**What is asked**
Look through the listing and locate every line containing the word "θεᾶς"; copy those lines.

**Data shown**
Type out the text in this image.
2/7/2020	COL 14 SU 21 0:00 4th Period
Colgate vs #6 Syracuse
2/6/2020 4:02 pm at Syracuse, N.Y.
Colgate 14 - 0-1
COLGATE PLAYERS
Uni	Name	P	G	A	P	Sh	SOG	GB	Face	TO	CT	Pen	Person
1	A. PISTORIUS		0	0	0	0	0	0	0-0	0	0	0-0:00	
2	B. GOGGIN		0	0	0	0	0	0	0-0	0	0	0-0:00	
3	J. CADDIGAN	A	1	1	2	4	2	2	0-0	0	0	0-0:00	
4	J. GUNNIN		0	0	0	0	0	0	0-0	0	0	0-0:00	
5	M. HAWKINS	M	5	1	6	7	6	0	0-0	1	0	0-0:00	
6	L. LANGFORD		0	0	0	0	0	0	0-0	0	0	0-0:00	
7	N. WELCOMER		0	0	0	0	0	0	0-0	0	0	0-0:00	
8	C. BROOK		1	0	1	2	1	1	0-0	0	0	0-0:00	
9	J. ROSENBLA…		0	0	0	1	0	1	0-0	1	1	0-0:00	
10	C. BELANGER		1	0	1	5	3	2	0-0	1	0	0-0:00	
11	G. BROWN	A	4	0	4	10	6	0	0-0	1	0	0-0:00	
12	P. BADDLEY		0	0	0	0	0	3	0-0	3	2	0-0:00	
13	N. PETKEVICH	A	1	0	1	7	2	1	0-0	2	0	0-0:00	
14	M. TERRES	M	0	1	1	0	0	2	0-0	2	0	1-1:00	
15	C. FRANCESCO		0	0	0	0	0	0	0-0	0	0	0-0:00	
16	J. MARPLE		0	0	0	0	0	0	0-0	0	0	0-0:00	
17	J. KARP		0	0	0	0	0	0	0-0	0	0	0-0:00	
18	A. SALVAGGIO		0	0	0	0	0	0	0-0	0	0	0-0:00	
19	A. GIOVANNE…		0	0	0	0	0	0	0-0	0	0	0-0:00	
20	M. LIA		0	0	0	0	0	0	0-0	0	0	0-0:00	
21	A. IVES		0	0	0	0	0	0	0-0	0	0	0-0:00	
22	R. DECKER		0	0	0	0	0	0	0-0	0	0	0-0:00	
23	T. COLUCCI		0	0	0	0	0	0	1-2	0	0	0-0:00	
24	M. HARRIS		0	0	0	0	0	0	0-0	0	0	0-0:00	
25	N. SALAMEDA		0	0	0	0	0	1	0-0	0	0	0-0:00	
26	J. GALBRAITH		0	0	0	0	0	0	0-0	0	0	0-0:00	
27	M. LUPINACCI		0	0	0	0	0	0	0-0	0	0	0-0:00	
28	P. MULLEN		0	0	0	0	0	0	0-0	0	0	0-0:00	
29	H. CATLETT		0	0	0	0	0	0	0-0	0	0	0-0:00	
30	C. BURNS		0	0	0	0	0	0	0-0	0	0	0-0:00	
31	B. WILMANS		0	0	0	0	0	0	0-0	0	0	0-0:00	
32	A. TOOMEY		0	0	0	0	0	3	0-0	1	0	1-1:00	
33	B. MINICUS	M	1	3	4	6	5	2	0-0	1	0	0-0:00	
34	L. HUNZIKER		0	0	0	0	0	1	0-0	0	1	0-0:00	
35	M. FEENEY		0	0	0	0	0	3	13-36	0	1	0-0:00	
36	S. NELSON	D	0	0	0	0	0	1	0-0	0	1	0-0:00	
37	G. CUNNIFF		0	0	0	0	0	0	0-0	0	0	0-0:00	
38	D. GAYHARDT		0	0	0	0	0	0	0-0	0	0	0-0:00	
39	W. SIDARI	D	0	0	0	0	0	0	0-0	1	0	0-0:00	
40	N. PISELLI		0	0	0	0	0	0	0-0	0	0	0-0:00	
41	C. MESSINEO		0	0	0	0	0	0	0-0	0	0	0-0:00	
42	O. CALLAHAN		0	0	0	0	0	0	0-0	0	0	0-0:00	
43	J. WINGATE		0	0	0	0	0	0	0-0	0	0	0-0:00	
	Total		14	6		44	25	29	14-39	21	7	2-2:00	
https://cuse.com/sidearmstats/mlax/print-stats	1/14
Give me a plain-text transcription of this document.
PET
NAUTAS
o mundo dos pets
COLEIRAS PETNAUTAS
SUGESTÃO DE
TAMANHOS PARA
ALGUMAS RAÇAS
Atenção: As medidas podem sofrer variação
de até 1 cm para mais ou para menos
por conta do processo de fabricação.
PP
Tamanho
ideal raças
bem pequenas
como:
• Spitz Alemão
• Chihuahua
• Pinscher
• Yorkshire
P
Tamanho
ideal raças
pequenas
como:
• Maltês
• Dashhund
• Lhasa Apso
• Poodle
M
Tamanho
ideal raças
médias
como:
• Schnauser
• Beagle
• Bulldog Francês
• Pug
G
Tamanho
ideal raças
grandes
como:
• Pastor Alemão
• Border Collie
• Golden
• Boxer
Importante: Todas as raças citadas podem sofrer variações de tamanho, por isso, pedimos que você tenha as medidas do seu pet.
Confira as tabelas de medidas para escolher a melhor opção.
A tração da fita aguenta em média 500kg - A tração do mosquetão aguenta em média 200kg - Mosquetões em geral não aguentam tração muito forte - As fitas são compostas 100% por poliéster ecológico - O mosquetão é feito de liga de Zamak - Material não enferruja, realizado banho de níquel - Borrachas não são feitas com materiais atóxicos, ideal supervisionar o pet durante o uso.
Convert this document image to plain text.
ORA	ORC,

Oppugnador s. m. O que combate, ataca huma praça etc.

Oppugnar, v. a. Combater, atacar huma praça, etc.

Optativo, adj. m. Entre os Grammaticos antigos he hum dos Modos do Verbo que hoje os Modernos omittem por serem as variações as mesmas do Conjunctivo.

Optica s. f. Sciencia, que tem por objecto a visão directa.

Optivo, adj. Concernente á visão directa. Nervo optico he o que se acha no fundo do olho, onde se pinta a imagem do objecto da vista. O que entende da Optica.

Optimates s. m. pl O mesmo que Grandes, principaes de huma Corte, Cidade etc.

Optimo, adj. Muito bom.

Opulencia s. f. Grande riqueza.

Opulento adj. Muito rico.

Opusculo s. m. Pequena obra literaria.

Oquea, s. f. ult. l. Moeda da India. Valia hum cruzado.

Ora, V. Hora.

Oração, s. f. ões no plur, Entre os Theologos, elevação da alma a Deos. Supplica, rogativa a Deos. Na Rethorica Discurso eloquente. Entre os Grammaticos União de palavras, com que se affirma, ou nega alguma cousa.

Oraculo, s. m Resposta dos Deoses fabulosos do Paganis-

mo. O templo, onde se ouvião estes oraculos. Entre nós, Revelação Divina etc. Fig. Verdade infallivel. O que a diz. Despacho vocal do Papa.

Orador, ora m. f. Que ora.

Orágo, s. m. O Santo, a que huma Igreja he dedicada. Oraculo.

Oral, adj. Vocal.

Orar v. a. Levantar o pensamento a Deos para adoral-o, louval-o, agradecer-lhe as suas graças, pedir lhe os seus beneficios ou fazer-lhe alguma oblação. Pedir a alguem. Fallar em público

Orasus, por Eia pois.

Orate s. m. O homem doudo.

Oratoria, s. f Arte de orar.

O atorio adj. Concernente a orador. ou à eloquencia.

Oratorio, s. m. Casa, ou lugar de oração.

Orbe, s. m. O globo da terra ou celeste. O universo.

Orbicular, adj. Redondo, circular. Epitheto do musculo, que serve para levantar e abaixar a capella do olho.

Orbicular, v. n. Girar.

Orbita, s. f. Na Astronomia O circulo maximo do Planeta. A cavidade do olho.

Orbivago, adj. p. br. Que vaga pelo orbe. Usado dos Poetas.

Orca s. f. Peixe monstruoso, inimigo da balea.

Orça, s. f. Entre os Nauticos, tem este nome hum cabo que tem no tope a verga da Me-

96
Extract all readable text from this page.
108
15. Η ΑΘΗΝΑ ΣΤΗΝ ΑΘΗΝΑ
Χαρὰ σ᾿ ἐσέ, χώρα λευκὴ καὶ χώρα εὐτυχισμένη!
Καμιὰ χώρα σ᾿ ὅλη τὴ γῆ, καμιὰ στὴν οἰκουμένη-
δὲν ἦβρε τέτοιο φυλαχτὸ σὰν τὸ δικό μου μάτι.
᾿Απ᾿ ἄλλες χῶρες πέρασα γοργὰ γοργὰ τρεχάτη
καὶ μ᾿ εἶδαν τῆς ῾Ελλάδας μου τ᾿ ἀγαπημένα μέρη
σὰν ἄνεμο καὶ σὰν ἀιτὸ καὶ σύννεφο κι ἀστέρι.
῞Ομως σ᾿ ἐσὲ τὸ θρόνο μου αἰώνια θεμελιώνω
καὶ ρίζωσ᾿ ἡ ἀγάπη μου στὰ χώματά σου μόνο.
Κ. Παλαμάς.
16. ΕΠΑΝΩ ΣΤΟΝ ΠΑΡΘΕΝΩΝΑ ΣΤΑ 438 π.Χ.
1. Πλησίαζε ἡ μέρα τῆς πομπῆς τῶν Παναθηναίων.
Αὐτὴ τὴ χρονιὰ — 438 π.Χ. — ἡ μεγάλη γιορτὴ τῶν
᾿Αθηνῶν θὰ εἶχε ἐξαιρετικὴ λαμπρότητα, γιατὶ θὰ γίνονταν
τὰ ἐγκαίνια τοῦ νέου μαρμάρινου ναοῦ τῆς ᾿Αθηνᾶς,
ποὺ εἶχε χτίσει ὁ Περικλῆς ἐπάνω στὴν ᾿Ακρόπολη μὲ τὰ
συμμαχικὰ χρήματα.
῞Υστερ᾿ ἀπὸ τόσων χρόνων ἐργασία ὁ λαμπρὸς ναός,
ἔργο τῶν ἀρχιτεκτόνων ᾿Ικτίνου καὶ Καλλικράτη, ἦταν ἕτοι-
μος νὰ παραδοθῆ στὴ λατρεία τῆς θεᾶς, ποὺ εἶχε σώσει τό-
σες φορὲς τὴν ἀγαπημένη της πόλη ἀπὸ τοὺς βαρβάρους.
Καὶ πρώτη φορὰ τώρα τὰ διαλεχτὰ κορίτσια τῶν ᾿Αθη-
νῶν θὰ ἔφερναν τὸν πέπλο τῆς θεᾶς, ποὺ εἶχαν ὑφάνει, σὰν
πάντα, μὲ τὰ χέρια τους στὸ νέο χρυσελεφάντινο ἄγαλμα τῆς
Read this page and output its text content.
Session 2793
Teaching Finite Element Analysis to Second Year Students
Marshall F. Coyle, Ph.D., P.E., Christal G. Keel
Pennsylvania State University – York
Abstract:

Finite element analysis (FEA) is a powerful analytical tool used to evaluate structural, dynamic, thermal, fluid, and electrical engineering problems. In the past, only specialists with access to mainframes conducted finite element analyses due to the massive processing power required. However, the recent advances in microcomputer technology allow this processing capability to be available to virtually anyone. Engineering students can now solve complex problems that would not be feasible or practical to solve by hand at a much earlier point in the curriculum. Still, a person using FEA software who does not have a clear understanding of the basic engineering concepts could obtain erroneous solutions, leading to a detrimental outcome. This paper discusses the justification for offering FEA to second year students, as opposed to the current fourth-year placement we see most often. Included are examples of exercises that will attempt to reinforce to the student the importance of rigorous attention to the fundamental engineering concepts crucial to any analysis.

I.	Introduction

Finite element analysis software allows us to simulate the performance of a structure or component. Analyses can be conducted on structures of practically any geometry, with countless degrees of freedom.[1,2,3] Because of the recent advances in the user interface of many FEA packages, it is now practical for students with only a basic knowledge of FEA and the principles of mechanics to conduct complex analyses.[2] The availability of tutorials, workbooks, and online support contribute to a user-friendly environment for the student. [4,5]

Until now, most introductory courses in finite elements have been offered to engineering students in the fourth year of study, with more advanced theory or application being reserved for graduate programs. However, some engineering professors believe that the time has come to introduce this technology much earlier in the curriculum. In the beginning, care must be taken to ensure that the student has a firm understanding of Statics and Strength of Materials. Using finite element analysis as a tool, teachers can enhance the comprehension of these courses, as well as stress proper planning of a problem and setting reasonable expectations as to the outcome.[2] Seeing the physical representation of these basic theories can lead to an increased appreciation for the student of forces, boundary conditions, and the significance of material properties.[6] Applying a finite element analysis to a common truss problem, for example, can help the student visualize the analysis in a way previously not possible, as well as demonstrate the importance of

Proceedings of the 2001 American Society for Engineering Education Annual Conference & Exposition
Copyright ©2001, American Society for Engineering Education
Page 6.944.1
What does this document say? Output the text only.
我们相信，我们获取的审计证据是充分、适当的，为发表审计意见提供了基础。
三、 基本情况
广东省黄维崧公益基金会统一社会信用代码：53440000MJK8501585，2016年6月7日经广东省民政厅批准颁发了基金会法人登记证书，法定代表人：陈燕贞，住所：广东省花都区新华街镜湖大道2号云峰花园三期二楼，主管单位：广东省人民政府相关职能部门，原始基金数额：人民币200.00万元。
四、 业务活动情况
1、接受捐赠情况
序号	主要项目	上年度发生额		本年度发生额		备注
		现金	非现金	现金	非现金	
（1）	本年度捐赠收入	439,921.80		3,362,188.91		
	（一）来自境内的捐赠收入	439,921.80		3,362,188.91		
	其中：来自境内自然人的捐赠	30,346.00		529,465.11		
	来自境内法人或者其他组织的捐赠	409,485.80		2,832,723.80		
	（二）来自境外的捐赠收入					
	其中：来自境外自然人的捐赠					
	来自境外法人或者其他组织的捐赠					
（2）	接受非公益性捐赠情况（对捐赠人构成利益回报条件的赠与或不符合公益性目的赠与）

**Written response**
μος νὰ παραδοθῆ στὴ λατρεία τῆς θεᾶς, ποὺ εἶχε σώσει τό-
νῶν θὰ ἔφερναν τὸν πέπλο τῆς θεᾶς, ποὺ εἶχαν ὑφάνει, σὰν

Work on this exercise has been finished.